The listing below should be written out exactly; please include all of it.

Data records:
********************
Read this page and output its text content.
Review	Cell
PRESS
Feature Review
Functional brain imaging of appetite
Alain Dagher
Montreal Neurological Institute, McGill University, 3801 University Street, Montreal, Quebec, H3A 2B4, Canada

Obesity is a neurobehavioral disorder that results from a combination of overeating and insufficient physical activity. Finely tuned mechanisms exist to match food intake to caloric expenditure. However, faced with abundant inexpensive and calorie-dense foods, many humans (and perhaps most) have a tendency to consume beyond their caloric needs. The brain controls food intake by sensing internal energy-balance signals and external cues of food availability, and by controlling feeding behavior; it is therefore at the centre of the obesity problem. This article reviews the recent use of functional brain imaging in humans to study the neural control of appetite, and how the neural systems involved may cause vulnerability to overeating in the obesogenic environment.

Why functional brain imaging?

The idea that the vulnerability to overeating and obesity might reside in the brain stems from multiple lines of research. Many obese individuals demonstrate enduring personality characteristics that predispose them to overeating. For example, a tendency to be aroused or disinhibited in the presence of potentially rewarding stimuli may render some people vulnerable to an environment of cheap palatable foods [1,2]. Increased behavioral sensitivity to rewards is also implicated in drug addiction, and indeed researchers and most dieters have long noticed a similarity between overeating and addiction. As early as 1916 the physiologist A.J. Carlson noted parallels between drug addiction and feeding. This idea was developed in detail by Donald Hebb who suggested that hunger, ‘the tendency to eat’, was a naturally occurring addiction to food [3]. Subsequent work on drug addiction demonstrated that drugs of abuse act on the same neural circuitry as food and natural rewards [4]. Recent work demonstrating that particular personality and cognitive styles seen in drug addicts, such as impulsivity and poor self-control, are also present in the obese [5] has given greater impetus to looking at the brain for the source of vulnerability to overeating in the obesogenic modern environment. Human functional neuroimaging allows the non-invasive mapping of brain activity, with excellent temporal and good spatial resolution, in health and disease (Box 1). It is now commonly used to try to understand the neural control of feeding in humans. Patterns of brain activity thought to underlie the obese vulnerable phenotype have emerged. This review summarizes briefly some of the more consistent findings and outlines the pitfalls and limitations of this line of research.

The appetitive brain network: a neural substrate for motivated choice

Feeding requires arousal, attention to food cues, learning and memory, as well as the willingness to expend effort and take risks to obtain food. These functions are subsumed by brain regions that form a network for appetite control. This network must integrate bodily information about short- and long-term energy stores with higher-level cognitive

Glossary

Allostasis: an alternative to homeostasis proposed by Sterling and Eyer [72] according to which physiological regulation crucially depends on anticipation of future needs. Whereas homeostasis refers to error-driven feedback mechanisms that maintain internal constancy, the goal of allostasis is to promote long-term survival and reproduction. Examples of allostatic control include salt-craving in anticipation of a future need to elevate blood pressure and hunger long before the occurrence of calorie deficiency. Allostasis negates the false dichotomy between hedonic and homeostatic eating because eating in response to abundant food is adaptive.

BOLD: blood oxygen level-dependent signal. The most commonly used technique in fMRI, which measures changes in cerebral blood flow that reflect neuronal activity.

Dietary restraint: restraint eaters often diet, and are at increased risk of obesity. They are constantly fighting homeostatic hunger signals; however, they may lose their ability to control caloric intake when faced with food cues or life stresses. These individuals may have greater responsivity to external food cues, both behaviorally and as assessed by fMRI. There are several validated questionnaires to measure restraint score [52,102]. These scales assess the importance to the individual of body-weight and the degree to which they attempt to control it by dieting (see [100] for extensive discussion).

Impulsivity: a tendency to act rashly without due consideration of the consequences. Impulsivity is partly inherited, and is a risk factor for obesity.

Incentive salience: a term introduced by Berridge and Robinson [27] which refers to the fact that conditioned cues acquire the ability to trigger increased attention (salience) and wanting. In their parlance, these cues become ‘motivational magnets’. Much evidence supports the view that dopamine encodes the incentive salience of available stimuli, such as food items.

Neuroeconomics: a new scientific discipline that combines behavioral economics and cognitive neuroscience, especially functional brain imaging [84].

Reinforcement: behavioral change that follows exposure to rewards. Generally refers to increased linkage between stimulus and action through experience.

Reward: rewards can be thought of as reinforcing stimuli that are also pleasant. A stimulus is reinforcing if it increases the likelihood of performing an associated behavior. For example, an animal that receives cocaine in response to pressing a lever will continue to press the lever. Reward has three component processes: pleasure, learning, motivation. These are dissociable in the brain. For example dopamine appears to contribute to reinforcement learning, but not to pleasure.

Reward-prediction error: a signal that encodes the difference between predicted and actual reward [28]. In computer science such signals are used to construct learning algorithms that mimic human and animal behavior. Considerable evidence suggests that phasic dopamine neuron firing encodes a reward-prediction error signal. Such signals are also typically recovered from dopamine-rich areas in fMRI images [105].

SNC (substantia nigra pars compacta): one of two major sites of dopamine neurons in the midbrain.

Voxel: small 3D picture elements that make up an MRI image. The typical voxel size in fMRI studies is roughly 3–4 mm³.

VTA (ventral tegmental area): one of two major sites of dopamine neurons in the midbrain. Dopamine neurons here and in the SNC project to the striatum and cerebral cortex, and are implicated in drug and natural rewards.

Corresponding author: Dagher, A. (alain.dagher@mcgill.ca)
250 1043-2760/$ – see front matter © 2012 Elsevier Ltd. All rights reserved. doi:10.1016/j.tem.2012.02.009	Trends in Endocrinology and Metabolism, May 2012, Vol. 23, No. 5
********************
Reply —
Read this page and output its text content.
Review	Cell
PRESS
Feature Review
Functional brain imaging of appetite
Alain Dagher
Montreal Neurological Institute, McGill University, 3801 University Street, Montreal, Quebec, H3A 2B4, Canada

Obesity is a neurobehavioral disorder that results from a combination of overeating and insufficient physical activity. Finely tuned mechanisms exist to match food intake to caloric expenditure. However, faced with abundant inexpensive and calorie-dense foods, many humans (and perhaps most) have a tendency to consume beyond their caloric needs. The brain controls food intake by sensing internal energy-balance signals and external cues of food availability, and by controlling feeding behavior; it is therefore at the centre of the obesity problem. This article reviews the recent use of functional brain imaging in humans to study the neural control of appetite, and how the neural systems involved may cause vulnerability to overeating in the obesogenic environment.

Why functional brain imaging?

The idea that the vulnerability to overeating and obesity might reside in the brain stems from multiple lines of research. Many obese individuals demonstrate enduring personality characteristics that predispose them to overeating. For example, a tendency to be aroused or disinhibited in the presence of potentially rewarding stimuli may render some people vulnerable to an environment of cheap palatable foods [1,2]. Increased behavioral sensitivity to rewards is also implicated in drug addiction, and indeed researchers and most dieters have long noticed a similarity between overeating and addiction. As early as 1916 the physiologist A.J. Carlson noted parallels between drug addiction and feeding. This idea was developed in detail by Donald Hebb who suggested that hunger, ‘the tendency to eat’, was a naturally occurring addiction to food [3]. Subsequent work on drug addiction demonstrated that drugs of abuse act on the same neural circuitry as food and natural rewards [4]. Recent work demonstrating that particular personality and cognitive styles seen in drug addicts, such as impulsivity and poor self-control, are also present in the obese [5] has given greater impetus to looking at the brain for the source of vulnerability to overeating in the obesogenic modern environment. Human functional neuroimaging allows the non-invasive mapping of brain activity, with excellent temporal and good spatial resolution, in health and disease (Box 1). It is now commonly used to try to understand the neural control of feeding in humans. Patterns of brain activity thought to underlie the obese vulnerable phenotype have emerged. This review summarizes briefly some of the more consistent findings and outlines the pitfalls and limitations of this line of research.

The appetitive brain network: a neural substrate for motivated choice

Feeding requires arousal, attention to food cues, learning and memory, as well as the willingness to expend effort and take risks to obtain food. These functions are subsumed by brain regions that form a network for appetite control. This network must integrate bodily information about short- and long-term energy stores with higher-level cognitive

Glossary

Allostasis: an alternative to homeostasis proposed by Sterling and Eyer [72] according to which physiological regulation crucially depends on anticipation of future needs. Whereas homeostasis refers to error-driven feedback mechanisms that maintain internal constancy, the goal of allostasis is to promote long-term survival and reproduction. Examples of allostatic control include salt-craving in anticipation of a future need to elevate blood pressure and hunger long before the occurrence of calorie deficiency. Allostasis negates the false dichotomy between hedonic and homeostatic eating because eating in response to abundant food is adaptive.

BOLD: blood oxygen level-dependent signal. The most commonly used technique in fMRI, which measures changes in cerebral blood flow that reflect neuronal activity.

Dietary restraint: restraint eaters often diet, and are at increased risk of obesity. They are constantly fighting homeostatic hunger signals; however, they may lose their ability to control caloric intake when faced with food cues or life stresses. These individuals may have greater responsivity to external food cues, both behaviorally and as assessed by fMRI. There are several validated questionnaires to measure restraint score [52,102]. These scales assess the importance to the individual of body-weight and the degree to which they attempt to control it by dieting (see [100] for extensive discussion).

Impulsivity: a tendency to act rashly without due consideration of the consequences. Impulsivity is partly inherited, and is a risk factor for obesity.

Incentive salience: a term introduced by Berridge and Robinson [27] which refers to the fact that conditioned cues acquire the ability to trigger increased attention (salience) and wanting. In their parlance, these cues become ‘motivational magnets’. Much evidence supports the view that dopamine encodes the incentive salience of available stimuli, such as food items.

Neuroeconomics: a new scientific discipline that combines behavioral economics and cognitive neuroscience, especially functional brain imaging [84].

Reinforcement: behavioral change that follows exposure to rewards. Generally refers to increased linkage between stimulus and action through experience.

Reward: rewards can be thought of as reinforcing stimuli that are also pleasant. A stimulus is reinforcing if it increases the likelihood of performing an associated behavior. For example, an animal that receives cocaine in response to pressing a lever will continue to press the lever. Reward has three component processes: pleasure, learning, motivation. These are dissociable in the brain. For example dopamine appears to contribute to reinforcement learning, but not to pleasure.

Reward-prediction error: a signal that encodes the difference between predicted and actual reward [28]. In computer science such signals are used to construct learning algorithms that mimic human and animal behavior. Considerable evidence suggests that phasic dopamine neuron firing encodes a reward-prediction error signal. Such signals are also typically recovered from dopamine-rich areas in fMRI images [105].

SNC (substantia nigra pars compacta): one of two major sites of dopamine neurons in the midbrain.

Voxel: small 3D picture elements that make up an MRI image. The typical voxel size in fMRI studies is roughly 3–4 mm³.

VTA (ventral tegmental area): one of two major sites of dopamine neurons in the midbrain. Dopamine neurons here and in the SNC project to the striatum and cerebral cortex, and are implicated in drug and natural rewards.

Corresponding author: Dagher, A. (alain.dagher@mcgill.ca)
250 1043-2760/$ – see front matter © 2012 Elsevier Ltd. All rights reserved. doi:10.1016/j.tem.2012.02.009	Trends in Endocrinology and Metabolism, May 2012, Vol. 23, No. 5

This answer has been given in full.